## BEGIN

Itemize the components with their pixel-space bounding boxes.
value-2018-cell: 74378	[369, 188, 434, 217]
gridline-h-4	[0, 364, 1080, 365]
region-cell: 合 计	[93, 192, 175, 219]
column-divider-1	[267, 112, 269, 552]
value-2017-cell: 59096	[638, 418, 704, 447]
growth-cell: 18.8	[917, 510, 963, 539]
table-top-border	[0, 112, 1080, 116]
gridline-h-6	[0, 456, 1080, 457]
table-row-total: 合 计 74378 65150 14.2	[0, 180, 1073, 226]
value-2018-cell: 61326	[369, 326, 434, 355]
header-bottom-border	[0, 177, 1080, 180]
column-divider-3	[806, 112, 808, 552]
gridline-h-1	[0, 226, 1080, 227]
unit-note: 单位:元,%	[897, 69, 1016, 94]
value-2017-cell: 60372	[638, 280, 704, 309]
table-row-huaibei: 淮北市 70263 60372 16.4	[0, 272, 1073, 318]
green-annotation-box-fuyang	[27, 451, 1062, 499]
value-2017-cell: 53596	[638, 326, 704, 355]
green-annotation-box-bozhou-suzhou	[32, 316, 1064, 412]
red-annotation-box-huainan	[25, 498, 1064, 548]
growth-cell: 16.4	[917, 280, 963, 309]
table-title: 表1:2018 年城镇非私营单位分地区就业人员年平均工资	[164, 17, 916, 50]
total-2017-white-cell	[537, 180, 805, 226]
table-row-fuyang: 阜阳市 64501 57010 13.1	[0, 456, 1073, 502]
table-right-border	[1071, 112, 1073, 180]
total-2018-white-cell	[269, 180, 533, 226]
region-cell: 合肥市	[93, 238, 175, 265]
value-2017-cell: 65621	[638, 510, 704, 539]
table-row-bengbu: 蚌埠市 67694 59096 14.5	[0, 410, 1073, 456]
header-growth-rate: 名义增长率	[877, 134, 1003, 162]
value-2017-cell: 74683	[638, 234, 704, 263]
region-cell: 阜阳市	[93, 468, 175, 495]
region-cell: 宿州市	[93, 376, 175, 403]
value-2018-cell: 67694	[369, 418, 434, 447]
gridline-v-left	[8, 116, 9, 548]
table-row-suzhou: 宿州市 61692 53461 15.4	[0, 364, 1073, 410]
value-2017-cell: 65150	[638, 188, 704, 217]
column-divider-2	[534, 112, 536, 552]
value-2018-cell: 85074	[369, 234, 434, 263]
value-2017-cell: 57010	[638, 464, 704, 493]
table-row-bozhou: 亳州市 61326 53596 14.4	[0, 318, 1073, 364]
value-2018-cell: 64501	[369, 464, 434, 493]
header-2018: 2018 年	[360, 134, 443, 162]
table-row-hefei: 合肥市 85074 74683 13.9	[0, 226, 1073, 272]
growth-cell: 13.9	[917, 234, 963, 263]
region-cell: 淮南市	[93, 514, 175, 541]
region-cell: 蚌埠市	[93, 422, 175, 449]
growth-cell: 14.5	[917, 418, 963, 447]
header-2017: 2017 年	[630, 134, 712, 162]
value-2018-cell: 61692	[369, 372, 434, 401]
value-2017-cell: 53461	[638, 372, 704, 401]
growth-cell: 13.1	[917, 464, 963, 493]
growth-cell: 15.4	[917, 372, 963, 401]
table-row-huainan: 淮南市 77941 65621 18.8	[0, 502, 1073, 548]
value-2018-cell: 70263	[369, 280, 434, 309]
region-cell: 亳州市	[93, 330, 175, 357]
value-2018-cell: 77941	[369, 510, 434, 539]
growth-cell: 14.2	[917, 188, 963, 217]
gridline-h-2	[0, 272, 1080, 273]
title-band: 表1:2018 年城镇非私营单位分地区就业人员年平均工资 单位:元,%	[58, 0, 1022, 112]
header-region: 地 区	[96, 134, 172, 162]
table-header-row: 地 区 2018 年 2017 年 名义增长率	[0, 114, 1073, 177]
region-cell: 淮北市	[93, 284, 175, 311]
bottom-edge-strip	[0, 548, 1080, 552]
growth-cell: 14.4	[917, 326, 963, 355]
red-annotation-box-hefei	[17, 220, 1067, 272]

## END
## BEGIN

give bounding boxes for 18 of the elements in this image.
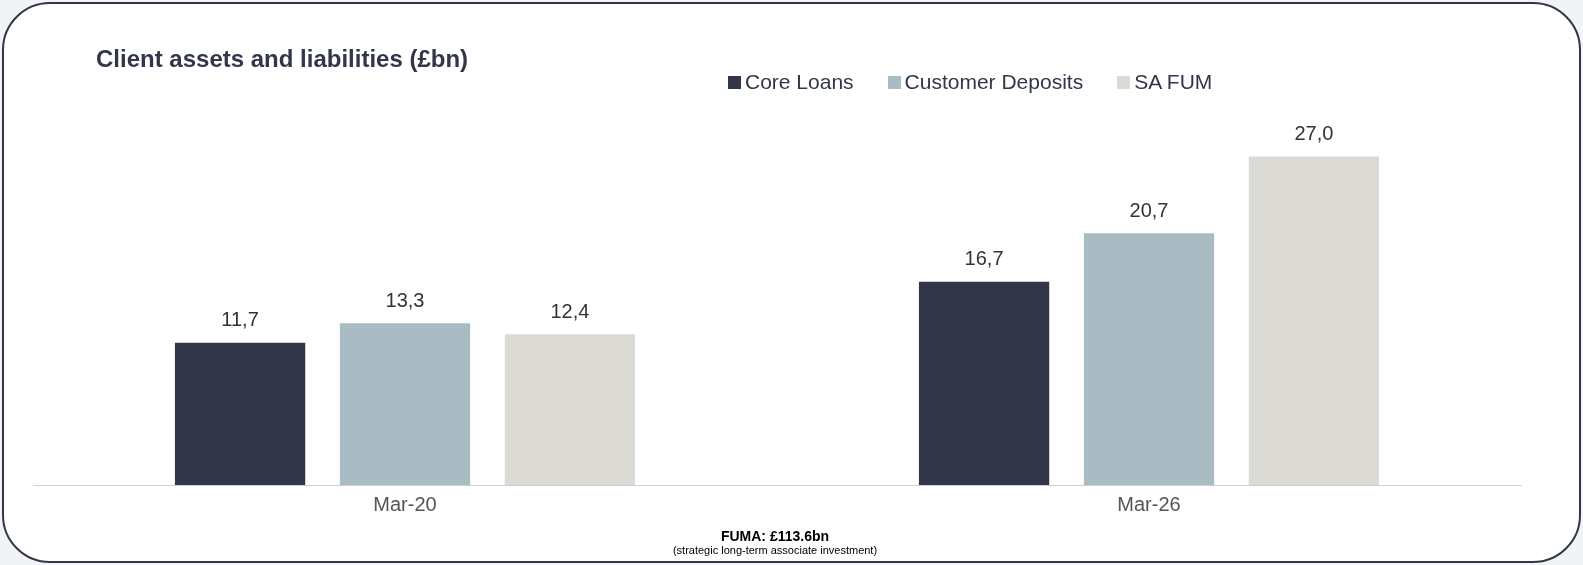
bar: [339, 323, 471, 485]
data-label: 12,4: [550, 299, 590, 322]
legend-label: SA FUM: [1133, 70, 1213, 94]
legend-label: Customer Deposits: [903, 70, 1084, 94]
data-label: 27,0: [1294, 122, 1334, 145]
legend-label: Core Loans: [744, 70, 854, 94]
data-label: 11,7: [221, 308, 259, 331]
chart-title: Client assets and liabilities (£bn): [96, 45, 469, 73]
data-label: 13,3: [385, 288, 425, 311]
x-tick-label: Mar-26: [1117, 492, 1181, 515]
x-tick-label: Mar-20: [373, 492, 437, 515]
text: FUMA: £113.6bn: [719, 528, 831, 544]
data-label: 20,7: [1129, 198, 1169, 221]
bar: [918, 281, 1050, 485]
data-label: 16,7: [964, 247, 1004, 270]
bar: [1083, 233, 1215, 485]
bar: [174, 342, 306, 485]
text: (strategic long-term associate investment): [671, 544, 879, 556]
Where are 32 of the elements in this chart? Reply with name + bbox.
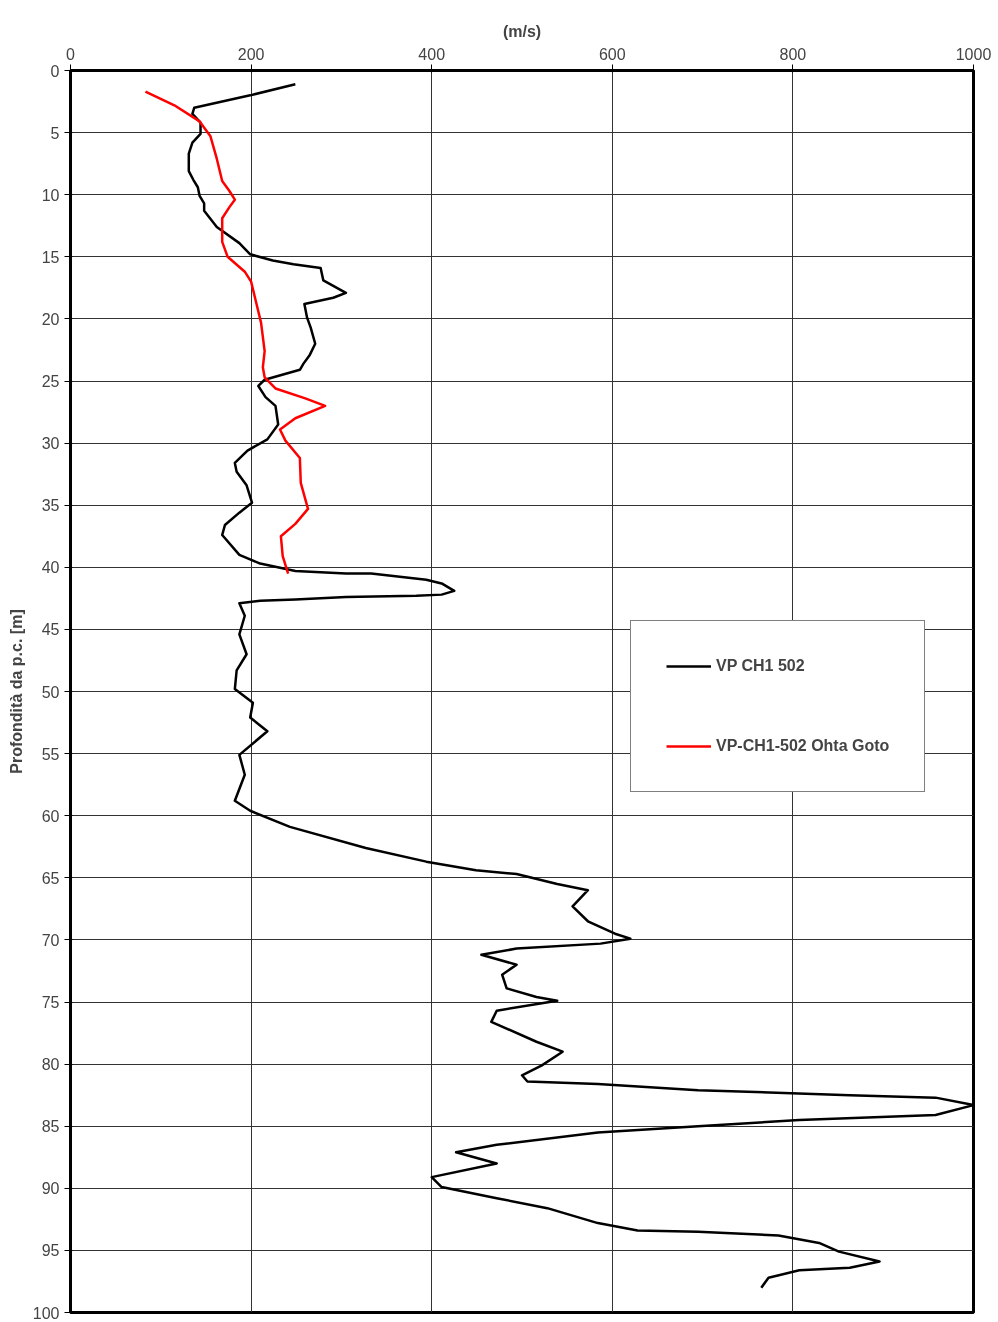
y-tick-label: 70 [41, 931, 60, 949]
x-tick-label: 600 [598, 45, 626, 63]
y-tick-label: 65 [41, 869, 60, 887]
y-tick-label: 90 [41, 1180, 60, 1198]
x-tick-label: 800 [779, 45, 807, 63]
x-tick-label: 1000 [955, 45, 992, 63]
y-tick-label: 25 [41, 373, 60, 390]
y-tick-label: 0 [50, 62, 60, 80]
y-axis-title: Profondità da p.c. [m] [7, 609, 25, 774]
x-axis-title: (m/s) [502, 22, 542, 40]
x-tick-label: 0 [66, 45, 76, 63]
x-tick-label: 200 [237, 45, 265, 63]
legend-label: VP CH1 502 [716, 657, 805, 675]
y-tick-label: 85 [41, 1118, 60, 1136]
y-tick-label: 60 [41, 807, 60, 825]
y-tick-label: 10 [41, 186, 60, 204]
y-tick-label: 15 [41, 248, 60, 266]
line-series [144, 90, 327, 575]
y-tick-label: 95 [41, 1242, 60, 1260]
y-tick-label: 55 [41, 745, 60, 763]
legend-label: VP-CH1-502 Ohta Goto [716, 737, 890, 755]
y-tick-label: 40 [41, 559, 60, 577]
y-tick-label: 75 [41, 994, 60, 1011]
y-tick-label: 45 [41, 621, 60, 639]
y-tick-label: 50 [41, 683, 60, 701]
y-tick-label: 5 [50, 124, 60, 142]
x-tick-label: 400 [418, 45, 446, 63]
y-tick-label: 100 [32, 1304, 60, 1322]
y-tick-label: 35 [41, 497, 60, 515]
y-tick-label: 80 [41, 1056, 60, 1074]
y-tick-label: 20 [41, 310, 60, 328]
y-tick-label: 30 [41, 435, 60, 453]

## END
## BEGIN

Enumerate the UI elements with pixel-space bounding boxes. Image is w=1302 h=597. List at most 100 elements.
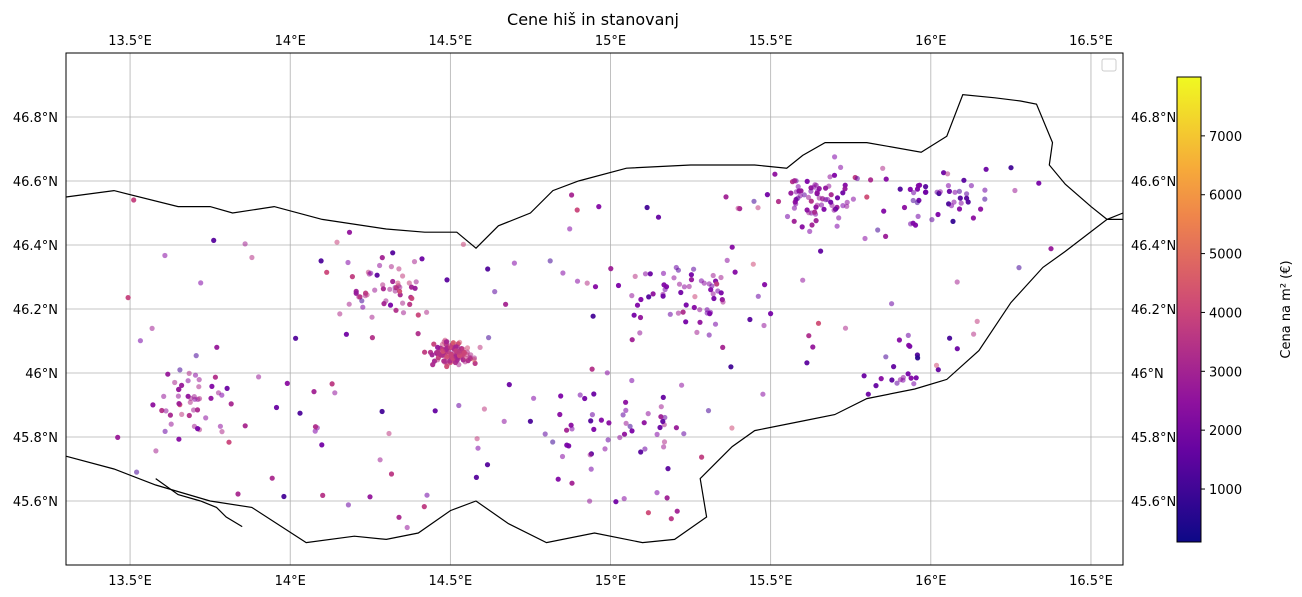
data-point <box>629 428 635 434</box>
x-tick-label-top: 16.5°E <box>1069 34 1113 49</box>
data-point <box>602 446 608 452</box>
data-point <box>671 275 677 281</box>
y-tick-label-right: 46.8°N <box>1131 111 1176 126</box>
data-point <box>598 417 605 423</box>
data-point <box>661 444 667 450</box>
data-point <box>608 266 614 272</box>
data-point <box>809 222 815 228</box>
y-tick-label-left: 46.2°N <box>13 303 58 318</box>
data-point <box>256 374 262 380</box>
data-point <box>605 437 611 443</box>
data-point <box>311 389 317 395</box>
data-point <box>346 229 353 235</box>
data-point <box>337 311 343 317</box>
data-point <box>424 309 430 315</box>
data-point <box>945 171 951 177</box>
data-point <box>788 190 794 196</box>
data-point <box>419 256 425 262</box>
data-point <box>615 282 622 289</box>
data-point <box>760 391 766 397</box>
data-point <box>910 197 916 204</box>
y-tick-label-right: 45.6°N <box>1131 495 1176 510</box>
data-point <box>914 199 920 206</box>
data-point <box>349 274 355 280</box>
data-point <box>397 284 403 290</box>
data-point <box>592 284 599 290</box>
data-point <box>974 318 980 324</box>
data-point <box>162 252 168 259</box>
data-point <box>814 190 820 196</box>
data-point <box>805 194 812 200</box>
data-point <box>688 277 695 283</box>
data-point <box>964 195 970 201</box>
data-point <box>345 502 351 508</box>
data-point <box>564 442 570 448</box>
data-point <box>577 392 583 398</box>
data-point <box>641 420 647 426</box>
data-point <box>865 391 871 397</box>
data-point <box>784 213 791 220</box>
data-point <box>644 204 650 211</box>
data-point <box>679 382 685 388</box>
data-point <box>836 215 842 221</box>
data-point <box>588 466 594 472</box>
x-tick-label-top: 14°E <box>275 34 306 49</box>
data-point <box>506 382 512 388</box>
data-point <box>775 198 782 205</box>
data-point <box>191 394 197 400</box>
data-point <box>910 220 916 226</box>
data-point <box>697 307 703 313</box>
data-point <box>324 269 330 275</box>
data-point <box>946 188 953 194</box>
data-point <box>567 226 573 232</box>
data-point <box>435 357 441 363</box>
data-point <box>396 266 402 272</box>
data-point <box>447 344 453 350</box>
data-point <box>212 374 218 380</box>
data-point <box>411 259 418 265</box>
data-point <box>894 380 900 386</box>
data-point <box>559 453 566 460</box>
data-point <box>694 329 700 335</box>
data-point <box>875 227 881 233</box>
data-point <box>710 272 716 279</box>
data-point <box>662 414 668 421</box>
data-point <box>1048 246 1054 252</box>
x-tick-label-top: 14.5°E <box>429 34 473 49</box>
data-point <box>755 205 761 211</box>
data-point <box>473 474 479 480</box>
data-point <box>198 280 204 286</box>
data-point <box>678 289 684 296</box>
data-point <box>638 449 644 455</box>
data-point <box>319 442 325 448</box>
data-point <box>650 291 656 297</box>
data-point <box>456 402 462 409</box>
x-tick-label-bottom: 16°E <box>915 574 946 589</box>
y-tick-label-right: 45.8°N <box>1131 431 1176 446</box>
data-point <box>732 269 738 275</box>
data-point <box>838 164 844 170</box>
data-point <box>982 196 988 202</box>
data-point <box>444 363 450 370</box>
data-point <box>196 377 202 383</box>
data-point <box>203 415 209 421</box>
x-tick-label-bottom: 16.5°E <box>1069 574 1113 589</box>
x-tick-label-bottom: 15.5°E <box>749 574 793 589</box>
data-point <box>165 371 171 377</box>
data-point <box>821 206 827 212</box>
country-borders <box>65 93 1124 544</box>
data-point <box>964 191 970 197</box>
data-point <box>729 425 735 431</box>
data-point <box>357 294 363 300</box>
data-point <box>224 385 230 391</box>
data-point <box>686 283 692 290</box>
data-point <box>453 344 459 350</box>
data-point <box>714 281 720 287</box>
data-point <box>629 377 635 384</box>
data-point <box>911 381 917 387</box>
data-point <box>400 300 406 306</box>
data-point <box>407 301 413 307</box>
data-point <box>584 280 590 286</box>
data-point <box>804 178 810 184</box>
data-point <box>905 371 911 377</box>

## END

TASK GOAL: Could you copy out, without changes, the lines of the material above, starting at the line containing "Itemize the components" and ending at the line containing "17, 916, 50]", with both of those lines included?

COMPLETED TASK:
Itemize the components with their pixel-space bounding boxes.
value-2018-cell: 74378	[369, 188, 434, 217]
gridline-h-4	[0, 364, 1080, 365]
region-cell: 合 计	[93, 192, 175, 219]
column-divider-1	[267, 112, 269, 552]
value-2017-cell: 59096	[638, 418, 704, 447]
growth-cell: 18.8	[917, 510, 963, 539]
table-top-border	[0, 112, 1080, 116]
gridline-h-6	[0, 456, 1080, 457]
table-row-total: 合 计 74378 65150 14.2	[0, 180, 1073, 226]
value-2018-cell: 61326	[369, 326, 434, 355]
header-bottom-border	[0, 177, 1080, 180]
column-divider-3	[806, 112, 808, 552]
gridline-h-1	[0, 226, 1080, 227]
unit-note: 单位:元,%	[897, 69, 1016, 94]
value-2017-cell: 60372	[638, 280, 704, 309]
table-row-huaibei: 淮北市 70263 60372 16.4	[0, 272, 1073, 318]
green-annotation-box-fuyang	[27, 451, 1062, 499]
value-2017-cell: 53596	[638, 326, 704, 355]
green-annotation-box-bozhou-suzhou	[32, 316, 1064, 412]
red-annotation-box-huainan	[25, 498, 1064, 548]
growth-cell: 16.4	[917, 280, 963, 309]
table-title: 表1:2018 年城镇非私营单位分地区就业人员年平均工资	[164, 17, 916, 50]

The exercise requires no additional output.